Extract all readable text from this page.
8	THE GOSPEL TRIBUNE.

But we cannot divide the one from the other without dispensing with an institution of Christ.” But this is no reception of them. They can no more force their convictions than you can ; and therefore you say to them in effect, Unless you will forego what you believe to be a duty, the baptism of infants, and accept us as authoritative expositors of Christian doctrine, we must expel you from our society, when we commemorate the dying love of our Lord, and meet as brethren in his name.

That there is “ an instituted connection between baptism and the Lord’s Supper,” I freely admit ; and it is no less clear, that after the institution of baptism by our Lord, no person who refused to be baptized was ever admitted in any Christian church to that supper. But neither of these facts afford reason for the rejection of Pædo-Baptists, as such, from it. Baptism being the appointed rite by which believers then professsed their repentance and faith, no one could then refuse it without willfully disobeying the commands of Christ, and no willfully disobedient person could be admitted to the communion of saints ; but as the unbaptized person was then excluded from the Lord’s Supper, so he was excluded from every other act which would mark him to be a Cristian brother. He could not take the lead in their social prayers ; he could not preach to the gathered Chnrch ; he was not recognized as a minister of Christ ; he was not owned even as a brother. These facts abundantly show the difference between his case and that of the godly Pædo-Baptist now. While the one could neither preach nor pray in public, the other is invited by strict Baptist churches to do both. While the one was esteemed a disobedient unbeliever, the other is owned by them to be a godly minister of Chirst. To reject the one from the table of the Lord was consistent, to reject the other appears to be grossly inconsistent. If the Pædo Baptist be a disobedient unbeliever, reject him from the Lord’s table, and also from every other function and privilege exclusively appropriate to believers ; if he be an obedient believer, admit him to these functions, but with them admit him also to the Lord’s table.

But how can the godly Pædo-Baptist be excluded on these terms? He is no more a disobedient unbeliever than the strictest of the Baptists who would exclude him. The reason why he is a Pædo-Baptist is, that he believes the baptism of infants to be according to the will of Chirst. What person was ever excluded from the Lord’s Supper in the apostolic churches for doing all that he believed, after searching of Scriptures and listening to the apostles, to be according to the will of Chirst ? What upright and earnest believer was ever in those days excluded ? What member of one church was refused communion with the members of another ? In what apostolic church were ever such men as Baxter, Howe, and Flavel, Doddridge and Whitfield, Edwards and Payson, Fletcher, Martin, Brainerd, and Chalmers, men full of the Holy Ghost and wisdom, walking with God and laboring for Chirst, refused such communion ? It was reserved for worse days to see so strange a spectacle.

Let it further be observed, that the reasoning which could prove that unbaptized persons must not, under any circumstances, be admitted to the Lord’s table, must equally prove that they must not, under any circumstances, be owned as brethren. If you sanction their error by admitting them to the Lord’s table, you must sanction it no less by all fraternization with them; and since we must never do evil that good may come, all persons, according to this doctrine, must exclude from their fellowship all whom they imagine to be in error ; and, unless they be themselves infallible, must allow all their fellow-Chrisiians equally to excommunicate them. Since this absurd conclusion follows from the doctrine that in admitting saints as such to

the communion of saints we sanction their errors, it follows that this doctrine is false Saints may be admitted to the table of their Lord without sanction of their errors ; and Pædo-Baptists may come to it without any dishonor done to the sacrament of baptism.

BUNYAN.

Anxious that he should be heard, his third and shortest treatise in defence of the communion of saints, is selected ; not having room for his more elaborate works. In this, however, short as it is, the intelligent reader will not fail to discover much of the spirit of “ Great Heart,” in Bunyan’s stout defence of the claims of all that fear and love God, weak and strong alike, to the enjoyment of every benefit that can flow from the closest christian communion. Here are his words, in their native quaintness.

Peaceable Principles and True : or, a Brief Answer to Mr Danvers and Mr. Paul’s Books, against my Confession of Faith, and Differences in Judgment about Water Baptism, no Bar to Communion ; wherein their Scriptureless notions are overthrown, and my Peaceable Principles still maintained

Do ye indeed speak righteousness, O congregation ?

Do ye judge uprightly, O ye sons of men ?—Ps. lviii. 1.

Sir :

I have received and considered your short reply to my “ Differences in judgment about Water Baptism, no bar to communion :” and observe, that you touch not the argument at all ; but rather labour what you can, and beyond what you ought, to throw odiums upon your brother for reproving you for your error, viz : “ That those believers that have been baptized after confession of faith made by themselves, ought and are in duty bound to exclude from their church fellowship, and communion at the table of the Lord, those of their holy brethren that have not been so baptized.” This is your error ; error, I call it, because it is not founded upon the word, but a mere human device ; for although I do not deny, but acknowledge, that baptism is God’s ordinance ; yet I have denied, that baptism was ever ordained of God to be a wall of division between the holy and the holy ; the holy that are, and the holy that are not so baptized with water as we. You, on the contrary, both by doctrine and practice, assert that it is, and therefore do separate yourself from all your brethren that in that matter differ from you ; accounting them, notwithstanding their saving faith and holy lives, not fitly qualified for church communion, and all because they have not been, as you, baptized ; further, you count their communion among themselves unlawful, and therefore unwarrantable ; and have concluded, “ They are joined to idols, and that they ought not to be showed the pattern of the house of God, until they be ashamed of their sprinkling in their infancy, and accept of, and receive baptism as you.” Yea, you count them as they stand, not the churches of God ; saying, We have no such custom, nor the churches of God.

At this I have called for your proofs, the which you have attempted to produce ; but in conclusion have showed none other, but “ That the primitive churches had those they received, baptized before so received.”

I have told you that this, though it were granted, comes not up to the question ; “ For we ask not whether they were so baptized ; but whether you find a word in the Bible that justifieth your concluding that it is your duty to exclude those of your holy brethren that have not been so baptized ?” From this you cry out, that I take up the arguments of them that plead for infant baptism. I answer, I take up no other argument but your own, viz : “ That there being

⁂

- [WHAT IS REQUIRED]:
Reproduce the records in full, exactly as written.

- [CORRECT RESULT]:
Extract all readable text from this page.
8	THE GOSPEL TRIBUNE.

But we cannot divide the one from the other without dispensing with an institution of Christ.” But this is no reception of them. They can no more force their convictions than you can ; and therefore you say to them in effect, Unless you will forego what you believe to be a duty, the baptism of infants, and accept us as authoritative expositors of Christian doctrine, we must expel you from our society, when we commemorate the dying love of our Lord, and meet as brethren in his name.

That there is “ an instituted connection between baptism and the Lord’s Supper,” I freely admit ; and it is no less clear, that after the institution of baptism by our Lord, no person who refused to be baptized was ever admitted in any Christian church to that supper. But neither of these facts afford reason for the rejection of Pædo-Baptists, as such, from it. Baptism being the appointed rite by which believers then professsed their repentance and faith, no one could then refuse it without willfully disobeying the commands of Christ, and no willfully disobedient person could be admitted to the communion of saints ; but as the unbaptized person was then excluded from the Lord’s Supper, so he was excluded from every other act which would mark him to be a Cristian brother. He could not take the lead in their social prayers ; he could not preach to the gathered Chnrch ; he was not recognized as a minister of Christ ; he was not owned even as a brother. These facts abundantly show the difference between his case and that of the godly Pædo-Baptist now. While the one could neither preach nor pray in public, the other is invited by strict Baptist churches to do both. While the one was esteemed a disobedient unbeliever, the other is owned by them to be a godly minister of Chirst. To reject the one from the table of the Lord was consistent, to reject the other appears to be grossly inconsistent. If the Pædo Baptist be a disobedient unbeliever, reject him from the Lord’s table, and also from every other function and privilege exclusively appropriate to believers ; if he be an obedient believer, admit him to these functions, but with them admit him also to the Lord’s table.

But how can the godly Pædo-Baptist be excluded on these terms? He is no more a disobedient unbeliever than the strictest of the Baptists who would exclude him. The reason why he is a Pædo-Baptist is, that he believes the baptism of infants to be according to the will of Chirst. What person was ever excluded from the Lord’s Supper in the apostolic churches for doing all that he believed, after searching of Scriptures and listening to the apostles, to be according to the will of Chirst ? What upright and earnest believer was ever in those days excluded ? What member of one church was refused communion with the members of another ? In what apostolic church were ever such men as Baxter, Howe, and Flavel, Doddridge and Whitfield, Edwards and Payson, Fletcher, Martin, Brainerd, and Chalmers, men full of the Holy Ghost and wisdom, walking with God and laboring for Chirst, refused such communion ? It was reserved for worse days to see so strange a spectacle.

Let it further be observed, that the reasoning which could prove that unbaptized persons must not, under any circumstances, be admitted to the Lord’s table, must equally prove that they must not, under any circumstances, be owned as brethren. If you sanction their error by admitting them to the Lord’s table, you must sanction it no less by all fraternization with them; and since we must never do evil that good may come, all persons, according to this doctrine, must exclude from their fellowship all whom they imagine to be in error ; and, unless they be themselves infallible, must allow all their fellow-Chrisiians equally to excommunicate them. Since this absurd conclusion follows from the doctrine that in admitting saints as such to

the communion of saints we sanction their errors, it follows that this doctrine is false Saints may be admitted to the table of their Lord without sanction of their errors ; and Pædo-Baptists may come to it without any dishonor done to the sacrament of baptism.

BUNYAN.

Anxious that he should be heard, his third and shortest treatise in defence of the communion of saints, is selected ; not having room for his more elaborate works. In this, however, short as it is, the intelligent reader will not fail to discover much of the spirit of “ Great Heart,” in Bunyan’s stout defence of the claims of all that fear and love God, weak and strong alike, to the enjoyment of every benefit that can flow from the closest christian communion. Here are his words, in their native quaintness.

Peaceable Principles and True : or, a Brief Answer to Mr Danvers and Mr. Paul’s Books, against my Confession of Faith, and Differences in Judgment about Water Baptism, no Bar to Communion ; wherein their Scriptureless notions are overthrown, and my Peaceable Principles still maintained

Do ye indeed speak righteousness, O congregation ?

Do ye judge uprightly, O ye sons of men ?—Ps. lviii. 1.

Sir :

I have received and considered your short reply to my “ Differences in judgment about Water Baptism, no bar to communion :” and observe, that you touch not the argument at all ; but rather labour what you can, and beyond what you ought, to throw odiums upon your brother for reproving you for your error, viz : “ That those believers that have been baptized after confession of faith made by themselves, ought and are in duty bound to exclude from their church fellowship, and communion at the table of the Lord, those of their holy brethren that have not been so baptized.” This is your error ; error, I call it, because it is not founded upon the word, but a mere human device ; for although I do not deny, but acknowledge, that baptism is God’s ordinance ; yet I have denied, that baptism was ever ordained of God to be a wall of division between the holy and the holy ; the holy that are, and the holy that are not so baptized with water as we. You, on the contrary, both by doctrine and practice, assert that it is, and therefore do separate yourself from all your brethren that in that matter differ from you ; accounting them, notwithstanding their saving faith and holy lives, not fitly qualified for church communion, and all because they have not been, as you, baptized ; further, you count their communion among themselves unlawful, and therefore unwarrantable ; and have concluded, “ They are joined to idols, and that they ought not to be showed the pattern of the house of God, until they be ashamed of their sprinkling in their infancy, and accept of, and receive baptism as you.” Yea, you count them as they stand, not the churches of God ; saying, We have no such custom, nor the churches of God.

At this I have called for your proofs, the which you have attempted to produce ; but in conclusion have showed none other, but “ That the primitive churches had those they received, baptized before so received.”

I have told you that this, though it were granted, comes not up to the question ; “ For we ask not whether they were so baptized ; but whether you find a word in the Bible that justifieth your concluding that it is your duty to exclude those of your holy brethren that have not been so baptized ?” From this you cry out, that I take up the arguments of them that plead for infant baptism. I answer, I take up no other argument but your own, viz : “ That there being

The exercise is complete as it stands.